• **GOAL A**
Repeat the entries word for word, from their first line through the line that contains "panel-1: 4 3", with both of those lines included.

• **SOURCE PASSAGE**
= = =
3. South Dakota has some of the poorest counties in the nation. Not surprising and all these counties are on the Indian reservations One of the things the reservations is missing is access. In some case the only way in or out is a two lane highway, that can easily be blocked by snow and snow drifts. Having access to passenger service and less than a car load freight service could go a long way in helping these reservations.

4. There are number of events in South Dakota that parking is a issue. Like the State Fair Having special train to service to these events would help ease the parking hassle and be safer overall.

There are a number of other benefits that I haven’t listed.

Getting this done isn’t going to be just a single company, It is going to take the cooperative effort of all the companies, State of South Dakota and surrounding states, the Federal government and all the communities. They are going to have to be sold on the idea. It is not going to be easy.

Is the effort worth it?


----------



## Bob Dylan

You just described every State in the US that currently has Amtrak Service as well as other Rail!

As you said,Money is the Key ingredient, where is it coming from??


----------



## Anthony V

I believe South Dakota's best hope for restoring passenger rail service would be a train running from Omaha to Sioux Falls via Sioux City, timed to connect with the California Zephyr. However, I don't see this happening anytime soon because the states of Iowa and South Dakota would have to subsidize it due to PRIIA 2008. South Dakota has never shown an interest in subsidizing passenger rail. Back in the 1990's when federal money to help bring rail service to states lacking Amtrak service at the time was given to those states (the same source of funds used by Oklahoma to set up the Heartland Flyer, and Maine to set up the Downeaster), South Dakota used that money for highway projects instead.
= = =
• **MATERIAL SUPPLIED**

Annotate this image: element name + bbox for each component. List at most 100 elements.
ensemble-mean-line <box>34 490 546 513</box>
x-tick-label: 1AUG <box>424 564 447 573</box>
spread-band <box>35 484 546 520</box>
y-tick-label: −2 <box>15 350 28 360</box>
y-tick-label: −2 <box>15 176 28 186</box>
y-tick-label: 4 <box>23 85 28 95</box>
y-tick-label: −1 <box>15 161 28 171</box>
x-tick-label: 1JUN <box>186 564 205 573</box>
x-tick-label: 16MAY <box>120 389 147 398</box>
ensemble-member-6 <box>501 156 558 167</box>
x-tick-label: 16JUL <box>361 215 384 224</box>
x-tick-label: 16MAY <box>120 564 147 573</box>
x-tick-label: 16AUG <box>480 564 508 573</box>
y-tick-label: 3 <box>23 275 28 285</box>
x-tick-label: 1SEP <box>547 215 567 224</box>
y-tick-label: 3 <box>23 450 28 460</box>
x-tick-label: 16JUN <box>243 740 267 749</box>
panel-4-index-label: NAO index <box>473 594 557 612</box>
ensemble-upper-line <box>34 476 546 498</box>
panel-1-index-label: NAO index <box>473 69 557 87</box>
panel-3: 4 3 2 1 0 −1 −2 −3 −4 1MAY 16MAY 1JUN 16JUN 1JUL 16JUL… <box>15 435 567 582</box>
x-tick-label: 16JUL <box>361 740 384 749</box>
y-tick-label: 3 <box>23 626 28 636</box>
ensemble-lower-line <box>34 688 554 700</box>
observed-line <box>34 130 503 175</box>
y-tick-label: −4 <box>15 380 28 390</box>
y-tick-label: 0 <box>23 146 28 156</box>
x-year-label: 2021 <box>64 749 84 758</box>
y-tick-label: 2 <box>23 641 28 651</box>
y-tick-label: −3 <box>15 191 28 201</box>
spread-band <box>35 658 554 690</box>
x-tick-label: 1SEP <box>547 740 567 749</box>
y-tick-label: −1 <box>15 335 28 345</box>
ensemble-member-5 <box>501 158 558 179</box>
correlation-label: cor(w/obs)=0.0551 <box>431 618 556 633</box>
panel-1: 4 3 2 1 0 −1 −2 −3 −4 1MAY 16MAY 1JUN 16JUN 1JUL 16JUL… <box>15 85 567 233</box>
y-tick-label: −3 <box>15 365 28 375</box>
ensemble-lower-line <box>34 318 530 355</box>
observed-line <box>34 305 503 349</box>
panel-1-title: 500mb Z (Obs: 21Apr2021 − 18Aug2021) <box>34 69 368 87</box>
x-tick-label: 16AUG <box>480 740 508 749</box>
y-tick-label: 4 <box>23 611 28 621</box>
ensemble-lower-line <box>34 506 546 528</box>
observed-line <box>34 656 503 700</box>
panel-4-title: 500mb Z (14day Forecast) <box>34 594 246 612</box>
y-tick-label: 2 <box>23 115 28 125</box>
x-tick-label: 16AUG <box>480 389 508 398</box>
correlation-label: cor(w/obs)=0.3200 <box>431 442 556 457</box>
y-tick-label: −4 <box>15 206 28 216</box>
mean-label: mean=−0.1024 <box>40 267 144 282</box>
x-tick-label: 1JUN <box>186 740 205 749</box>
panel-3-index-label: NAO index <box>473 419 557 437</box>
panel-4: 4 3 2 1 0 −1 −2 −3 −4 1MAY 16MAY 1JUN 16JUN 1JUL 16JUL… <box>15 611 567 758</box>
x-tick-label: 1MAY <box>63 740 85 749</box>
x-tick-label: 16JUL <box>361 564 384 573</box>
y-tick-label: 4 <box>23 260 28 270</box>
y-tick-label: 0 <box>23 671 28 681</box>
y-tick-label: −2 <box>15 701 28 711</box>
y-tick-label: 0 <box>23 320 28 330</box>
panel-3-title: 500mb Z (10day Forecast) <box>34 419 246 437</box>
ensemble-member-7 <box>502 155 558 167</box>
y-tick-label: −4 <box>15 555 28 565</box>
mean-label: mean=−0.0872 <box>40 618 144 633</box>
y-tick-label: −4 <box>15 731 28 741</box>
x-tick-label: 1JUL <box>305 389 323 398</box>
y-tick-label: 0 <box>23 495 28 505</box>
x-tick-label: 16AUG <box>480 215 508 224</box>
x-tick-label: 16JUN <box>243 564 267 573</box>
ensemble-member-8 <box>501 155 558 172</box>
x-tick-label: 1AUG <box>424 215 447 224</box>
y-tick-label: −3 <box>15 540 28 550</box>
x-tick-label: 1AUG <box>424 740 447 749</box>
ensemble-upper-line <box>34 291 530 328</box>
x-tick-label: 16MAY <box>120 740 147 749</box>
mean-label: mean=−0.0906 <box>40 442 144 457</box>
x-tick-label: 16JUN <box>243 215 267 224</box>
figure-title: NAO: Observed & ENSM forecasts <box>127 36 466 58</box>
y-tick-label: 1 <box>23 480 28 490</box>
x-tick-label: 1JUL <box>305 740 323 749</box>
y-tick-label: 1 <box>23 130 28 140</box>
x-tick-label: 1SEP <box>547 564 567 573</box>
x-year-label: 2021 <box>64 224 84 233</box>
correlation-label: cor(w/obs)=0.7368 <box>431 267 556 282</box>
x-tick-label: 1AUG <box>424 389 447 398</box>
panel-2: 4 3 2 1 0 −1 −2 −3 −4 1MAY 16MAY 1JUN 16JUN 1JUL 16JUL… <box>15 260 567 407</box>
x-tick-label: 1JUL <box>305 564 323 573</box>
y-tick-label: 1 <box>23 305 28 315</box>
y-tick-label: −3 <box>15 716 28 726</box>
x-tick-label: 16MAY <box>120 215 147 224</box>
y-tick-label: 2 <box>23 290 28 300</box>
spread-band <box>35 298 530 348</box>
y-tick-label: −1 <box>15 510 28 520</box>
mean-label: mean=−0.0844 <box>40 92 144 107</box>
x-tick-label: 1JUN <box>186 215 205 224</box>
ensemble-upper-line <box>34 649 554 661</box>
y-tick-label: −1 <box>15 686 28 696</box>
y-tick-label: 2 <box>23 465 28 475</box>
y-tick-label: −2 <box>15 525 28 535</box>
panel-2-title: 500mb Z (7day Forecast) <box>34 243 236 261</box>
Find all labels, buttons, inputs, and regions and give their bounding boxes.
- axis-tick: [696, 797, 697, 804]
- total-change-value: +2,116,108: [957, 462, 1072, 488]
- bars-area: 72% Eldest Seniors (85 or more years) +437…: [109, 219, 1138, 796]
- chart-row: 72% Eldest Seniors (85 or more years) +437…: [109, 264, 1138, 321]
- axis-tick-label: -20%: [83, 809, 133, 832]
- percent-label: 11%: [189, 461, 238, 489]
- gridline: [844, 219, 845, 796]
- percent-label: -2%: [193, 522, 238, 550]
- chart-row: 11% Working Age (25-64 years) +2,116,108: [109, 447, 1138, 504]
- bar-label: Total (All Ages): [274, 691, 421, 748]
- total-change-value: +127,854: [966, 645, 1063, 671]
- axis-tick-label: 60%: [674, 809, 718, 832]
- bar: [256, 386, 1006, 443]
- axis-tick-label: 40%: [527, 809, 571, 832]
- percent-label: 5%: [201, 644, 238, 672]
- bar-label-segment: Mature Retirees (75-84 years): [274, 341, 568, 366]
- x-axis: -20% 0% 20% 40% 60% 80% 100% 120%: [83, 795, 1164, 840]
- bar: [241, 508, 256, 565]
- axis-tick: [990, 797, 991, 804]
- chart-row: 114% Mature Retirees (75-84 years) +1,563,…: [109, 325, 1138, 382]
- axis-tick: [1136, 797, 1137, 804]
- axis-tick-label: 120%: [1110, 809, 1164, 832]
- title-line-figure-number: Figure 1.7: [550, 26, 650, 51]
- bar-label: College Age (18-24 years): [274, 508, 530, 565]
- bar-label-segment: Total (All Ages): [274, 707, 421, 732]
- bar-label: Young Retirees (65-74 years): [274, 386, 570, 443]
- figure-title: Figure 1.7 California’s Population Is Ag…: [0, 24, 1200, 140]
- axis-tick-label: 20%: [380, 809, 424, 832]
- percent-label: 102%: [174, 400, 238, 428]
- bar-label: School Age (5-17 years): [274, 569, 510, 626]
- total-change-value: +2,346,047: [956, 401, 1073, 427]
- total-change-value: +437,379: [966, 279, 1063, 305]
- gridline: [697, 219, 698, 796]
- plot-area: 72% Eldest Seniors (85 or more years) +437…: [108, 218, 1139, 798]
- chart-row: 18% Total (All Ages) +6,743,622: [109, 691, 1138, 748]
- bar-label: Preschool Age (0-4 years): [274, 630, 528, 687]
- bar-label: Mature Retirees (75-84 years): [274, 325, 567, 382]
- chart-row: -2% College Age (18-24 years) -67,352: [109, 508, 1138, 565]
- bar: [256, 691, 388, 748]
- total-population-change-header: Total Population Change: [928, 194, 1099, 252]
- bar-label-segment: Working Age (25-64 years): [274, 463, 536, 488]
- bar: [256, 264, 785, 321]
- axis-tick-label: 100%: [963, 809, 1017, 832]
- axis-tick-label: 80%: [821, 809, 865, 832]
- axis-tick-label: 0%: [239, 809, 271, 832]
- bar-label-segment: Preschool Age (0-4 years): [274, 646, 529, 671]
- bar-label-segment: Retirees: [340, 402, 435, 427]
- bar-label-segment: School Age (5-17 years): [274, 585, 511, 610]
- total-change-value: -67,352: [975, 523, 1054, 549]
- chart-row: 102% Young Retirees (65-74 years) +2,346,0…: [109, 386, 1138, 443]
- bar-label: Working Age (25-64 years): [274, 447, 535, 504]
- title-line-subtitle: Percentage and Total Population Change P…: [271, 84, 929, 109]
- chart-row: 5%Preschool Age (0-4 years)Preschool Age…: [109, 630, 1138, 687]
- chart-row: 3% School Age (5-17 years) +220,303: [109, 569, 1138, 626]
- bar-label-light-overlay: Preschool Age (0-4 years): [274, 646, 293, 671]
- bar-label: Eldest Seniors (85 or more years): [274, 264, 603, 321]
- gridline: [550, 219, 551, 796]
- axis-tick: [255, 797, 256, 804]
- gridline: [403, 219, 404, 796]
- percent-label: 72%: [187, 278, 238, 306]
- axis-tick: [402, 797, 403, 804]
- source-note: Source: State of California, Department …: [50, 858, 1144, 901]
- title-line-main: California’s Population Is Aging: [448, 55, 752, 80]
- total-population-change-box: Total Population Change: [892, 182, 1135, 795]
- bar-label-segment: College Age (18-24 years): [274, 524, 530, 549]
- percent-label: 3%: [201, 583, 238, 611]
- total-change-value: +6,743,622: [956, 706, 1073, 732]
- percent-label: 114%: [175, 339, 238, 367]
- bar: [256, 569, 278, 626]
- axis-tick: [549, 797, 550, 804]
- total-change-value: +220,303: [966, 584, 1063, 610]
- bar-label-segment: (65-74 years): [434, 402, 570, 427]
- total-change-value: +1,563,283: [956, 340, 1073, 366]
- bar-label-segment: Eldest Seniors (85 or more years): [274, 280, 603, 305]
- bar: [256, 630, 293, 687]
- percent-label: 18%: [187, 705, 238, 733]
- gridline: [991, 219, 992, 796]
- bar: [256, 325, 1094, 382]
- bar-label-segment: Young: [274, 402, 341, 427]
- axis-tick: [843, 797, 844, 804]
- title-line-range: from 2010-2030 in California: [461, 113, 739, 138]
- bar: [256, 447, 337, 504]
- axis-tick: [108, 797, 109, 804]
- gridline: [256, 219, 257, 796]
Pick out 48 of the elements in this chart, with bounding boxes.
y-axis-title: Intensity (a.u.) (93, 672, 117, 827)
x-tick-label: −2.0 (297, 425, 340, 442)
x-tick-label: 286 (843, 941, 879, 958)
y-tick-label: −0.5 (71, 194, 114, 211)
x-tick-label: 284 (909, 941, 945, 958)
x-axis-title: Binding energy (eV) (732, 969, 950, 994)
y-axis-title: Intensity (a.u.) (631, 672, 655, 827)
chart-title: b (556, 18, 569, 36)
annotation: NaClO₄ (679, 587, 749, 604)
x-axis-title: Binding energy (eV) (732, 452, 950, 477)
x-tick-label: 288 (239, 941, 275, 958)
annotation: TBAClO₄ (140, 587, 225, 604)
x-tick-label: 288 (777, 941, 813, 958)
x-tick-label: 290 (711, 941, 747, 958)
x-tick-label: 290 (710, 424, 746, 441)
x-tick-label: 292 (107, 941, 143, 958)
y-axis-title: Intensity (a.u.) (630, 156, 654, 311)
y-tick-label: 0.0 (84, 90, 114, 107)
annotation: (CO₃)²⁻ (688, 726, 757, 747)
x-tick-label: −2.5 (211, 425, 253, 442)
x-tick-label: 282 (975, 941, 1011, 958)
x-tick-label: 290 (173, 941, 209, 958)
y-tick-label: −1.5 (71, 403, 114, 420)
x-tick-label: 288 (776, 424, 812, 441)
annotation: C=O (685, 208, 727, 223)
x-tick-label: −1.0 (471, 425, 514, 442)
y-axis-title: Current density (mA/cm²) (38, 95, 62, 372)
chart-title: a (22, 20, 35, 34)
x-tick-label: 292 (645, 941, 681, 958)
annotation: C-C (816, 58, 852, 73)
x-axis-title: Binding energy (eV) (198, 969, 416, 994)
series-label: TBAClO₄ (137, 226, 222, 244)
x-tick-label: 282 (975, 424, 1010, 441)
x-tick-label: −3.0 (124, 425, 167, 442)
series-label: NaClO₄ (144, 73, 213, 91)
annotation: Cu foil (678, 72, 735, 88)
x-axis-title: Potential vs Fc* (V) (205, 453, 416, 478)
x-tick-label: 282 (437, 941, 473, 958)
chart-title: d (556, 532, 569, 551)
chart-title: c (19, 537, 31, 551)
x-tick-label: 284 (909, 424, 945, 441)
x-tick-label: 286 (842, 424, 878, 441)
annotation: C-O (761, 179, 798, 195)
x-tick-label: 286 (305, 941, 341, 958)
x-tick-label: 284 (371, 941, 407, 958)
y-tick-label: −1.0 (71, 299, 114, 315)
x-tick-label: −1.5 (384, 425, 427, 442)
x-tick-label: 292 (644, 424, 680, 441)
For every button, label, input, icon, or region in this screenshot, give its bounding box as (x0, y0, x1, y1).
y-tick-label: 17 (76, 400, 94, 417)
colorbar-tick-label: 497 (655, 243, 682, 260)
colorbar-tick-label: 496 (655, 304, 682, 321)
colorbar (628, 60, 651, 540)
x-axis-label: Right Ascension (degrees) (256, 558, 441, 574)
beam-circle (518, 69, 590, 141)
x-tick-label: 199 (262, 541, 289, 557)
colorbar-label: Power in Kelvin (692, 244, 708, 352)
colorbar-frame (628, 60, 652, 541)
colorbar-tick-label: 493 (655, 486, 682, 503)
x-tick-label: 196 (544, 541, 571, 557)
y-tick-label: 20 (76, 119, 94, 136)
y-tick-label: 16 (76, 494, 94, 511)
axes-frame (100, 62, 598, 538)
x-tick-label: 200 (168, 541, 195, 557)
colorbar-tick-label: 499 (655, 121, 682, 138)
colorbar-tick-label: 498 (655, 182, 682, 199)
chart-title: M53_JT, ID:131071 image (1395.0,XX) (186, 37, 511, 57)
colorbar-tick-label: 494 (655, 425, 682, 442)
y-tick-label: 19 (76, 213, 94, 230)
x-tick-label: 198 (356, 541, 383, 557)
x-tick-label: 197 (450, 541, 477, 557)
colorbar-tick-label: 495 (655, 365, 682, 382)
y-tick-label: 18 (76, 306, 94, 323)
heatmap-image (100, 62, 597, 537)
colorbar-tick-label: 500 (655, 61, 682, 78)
= = =
• **GOAL B**
Copy the entire forum thread on passenger rail service in South Dakota word for word.

• **RESULT A**
Annotate this image: element name + bbox for each component. List at most 100 elements.
ensemble-mean-line <box>34 490 546 513</box>
x-tick-label: 1AUG <box>424 564 447 573</box>
spread-band <box>35 484 546 520</box>
y-tick-label: −2 <box>15 350 28 360</box>
y-tick-label: −2 <box>15 176 28 186</box>
y-tick-label: 4 <box>23 85 28 95</box>
y-tick-label: −1 <box>15 161 28 171</box>
x-tick-label: 1JUN <box>186 564 205 573</box>
x-tick-label: 16MAY <box>120 389 147 398</box>
ensemble-member-6 <box>501 156 558 167</box>
x-tick-label: 16JUL <box>361 215 384 224</box>
x-tick-label: 16MAY <box>120 564 147 573</box>
x-tick-label: 16AUG <box>480 564 508 573</box>
y-tick-label: 3 <box>23 275 28 285</box>
x-tick-label: 1SEP <box>547 215 567 224</box>
y-tick-label: 3 <box>23 450 28 460</box>
x-tick-label: 16JUN <box>243 740 267 749</box>
panel-4-index-label: NAO index <box>473 594 557 612</box>
ensemble-upper-line <box>34 476 546 498</box>
panel-1-index-label: NAO index <box>473 69 557 87</box>
panel-3: 4 3 2 1 0 −1 −2 −3 −4 1MAY 16MAY 1JUN 16JUN 1JUL 16JUL… <box>15 435 567 582</box>
x-tick-label: 16JUL <box>361 740 384 749</box>
y-tick-label: 3 <box>23 626 28 636</box>
ensemble-lower-line <box>34 688 554 700</box>
observed-line <box>34 130 503 175</box>
y-tick-label: −4 <box>15 380 28 390</box>
y-tick-label: 0 <box>23 146 28 156</box>
x-year-label: 2021 <box>64 749 84 758</box>
y-tick-label: 2 <box>23 641 28 651</box>
y-tick-label: −3 <box>15 191 28 201</box>
spread-band <box>35 658 554 690</box>
x-tick-label: 1SEP <box>547 740 567 749</box>
y-tick-label: −1 <box>15 335 28 345</box>
ensemble-member-5 <box>501 158 558 179</box>
correlation-label: cor(w/obs)=0.0551 <box>431 618 556 633</box>
panel-1: 4 3 2 1 0 −1 −2 −3 −4 1MAY 16MAY 1JUN 16JUN 1JUL 16JUL… <box>15 85 567 233</box>

• **RESULT B**
3. South Dakota has some of the poorest counties in the nation. Not surprising and all these counties are on the Indian reservations One of the things the reservations is missing is access. In some case the only way in or out is a two lane highway, that can easily be blocked by snow and snow drifts. Having access to passenger service and less than a car load freight service could go a long way in helping these reservations.

4. There are number of events in South Dakota that parking is a issue. Like the State Fair Having special train to service to these events would help ease the parking hassle and be safer overall.

There are a number of other benefits that I haven’t listed.

Getting this done isn’t going to be just a single company, It is going to take the cooperative effort of all the companies, State of South Dakota and surrounding states, the Federal government and all the communities. They are going to have to be sold on the idea. It is not going to be easy.

Is the effort worth it?


----------



## Bob Dylan

You just described every State in the US that currently has Amtrak Service as well as other Rail!

As you said,Money is the Key ingredient, where is it coming from??


----------



## Anthony V

I believe South Dakota's best hope for restoring passenger rail service would be a train running from Omaha to Sioux Falls via Sioux City, timed to connect with the California Zephyr. However, I don't see this happening anytime soon because the states of Iowa and South Dakota would have to subsidize it due to PRIIA 2008. South Dakota has never shown an interest in subsidizing passenger rail. Back in the 1990's when federal money to help bring rail service to states lacking Amtrak service at the time was given to those states (the same source of funds used by Oklahoma to set up the Heartland Flyer, and Maine to set up the Downeaster), South Dakota used that money for highway projects instead.